The problem: Will you output all of the data below exactly, omitting the images?

________

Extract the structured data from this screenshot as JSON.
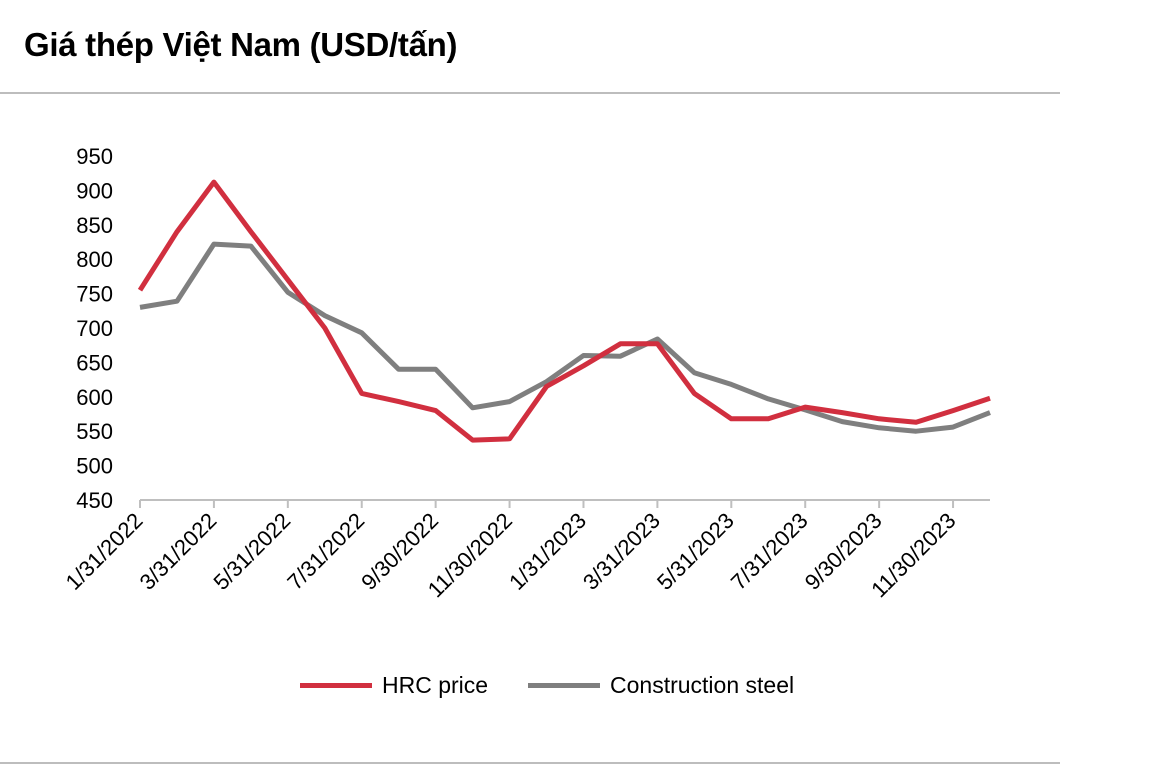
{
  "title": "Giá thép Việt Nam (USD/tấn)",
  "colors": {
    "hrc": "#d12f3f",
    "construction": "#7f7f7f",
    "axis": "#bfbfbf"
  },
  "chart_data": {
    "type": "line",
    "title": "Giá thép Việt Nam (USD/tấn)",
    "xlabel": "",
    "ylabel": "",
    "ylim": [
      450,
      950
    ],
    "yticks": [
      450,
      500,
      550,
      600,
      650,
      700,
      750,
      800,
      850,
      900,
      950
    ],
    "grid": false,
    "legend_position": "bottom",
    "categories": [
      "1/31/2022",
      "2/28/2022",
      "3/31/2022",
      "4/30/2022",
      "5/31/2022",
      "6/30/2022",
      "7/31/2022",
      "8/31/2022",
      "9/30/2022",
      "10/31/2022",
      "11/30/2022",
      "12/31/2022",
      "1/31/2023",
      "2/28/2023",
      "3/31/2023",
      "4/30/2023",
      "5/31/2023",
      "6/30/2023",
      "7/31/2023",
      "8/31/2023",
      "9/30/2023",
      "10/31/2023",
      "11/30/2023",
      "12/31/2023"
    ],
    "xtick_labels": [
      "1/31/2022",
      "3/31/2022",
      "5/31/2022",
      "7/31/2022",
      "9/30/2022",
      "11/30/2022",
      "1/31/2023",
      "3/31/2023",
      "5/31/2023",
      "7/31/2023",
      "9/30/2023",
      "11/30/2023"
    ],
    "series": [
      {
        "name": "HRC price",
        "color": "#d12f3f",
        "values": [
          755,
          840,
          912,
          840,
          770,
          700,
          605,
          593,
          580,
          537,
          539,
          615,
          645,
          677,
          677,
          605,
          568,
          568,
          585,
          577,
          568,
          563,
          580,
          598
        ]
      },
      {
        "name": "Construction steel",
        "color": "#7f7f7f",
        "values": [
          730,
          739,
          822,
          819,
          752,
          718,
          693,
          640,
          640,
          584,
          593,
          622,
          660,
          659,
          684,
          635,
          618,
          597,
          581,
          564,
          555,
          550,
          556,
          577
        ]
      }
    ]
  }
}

________

Solution to this task:
Extract the structured data from this screenshot as JSON.
{
  "title": "Giá thép Việt Nam (USD/tấn)",
  "colors": {
    "hrc": "#d12f3f",
    "construction": "#7f7f7f",
    "axis": "#bfbfbf"
  },
  "chart_data": {
    "type": "line",
    "title": "Giá thép Việt Nam (USD/tấn)",
    "xlabel": "",
    "ylabel": "",
    "ylim": [
      450,
      950
    ],
    "yticks": [
      450,
      500,
      550,
      600,
      650,
      700,
      750,
      800,
      850,
      900,
      950
    ],
    "grid": false,
    "legend_position": "bottom",
    "categories": [
      "1/31/2022",
      "2/28/2022",
      "3/31/2022",
      "4/30/2022",
      "5/31/2022",
      "6/30/2022",
      "7/31/2022",
      "8/31/2022",
      "9/30/2022",
      "10/31/2022",
      "11/30/2022",
      "12/31/2022",
      "1/31/2023",
      "2/28/2023",
      "3/31/2023",
      "4/30/2023",
      "5/31/2023",
      "6/30/2023",
      "7/31/2023",
      "8/31/2023",
      "9/30/2023",
      "10/31/2023",
      "11/30/2023",
      "12/31/2023"
    ],
    "xtick_labels": [
      "1/31/2022",
      "3/31/2022",
      "5/31/2022",
      "7/31/2022",
      "9/30/2022",
      "11/30/2022",
      "1/31/2023",
      "3/31/2023",
      "5/31/2023",
      "7/31/2023",
      "9/30/2023",
      "11/30/2023"
    ],
    "series": [
      {
        "name": "HRC price",
        "color": "#d12f3f",
        "values": [
          755,
          840,
          912,
          840,
          770,
          700,
          605,
          593,
          580,
          537,
          539,
          615,
          645,
          677,
          677,
          605,
          568,
          568,
          585,
          577,
          568,
          563,
          580,
          598
        ]
      },
      {
        "name": "Construction steel",
        "color": "#7f7f7f",
        "values": [
          730,
          739,
          822,
          819,
          752,
          718,
          693,
          640,
          640,
          584,
          593,
          622,
          660,
          659,
          684,
          635,
          618,
          597,
          581,
          564,
          555,
          550,
          556,
          577
        ]
      }
    ]
  }
}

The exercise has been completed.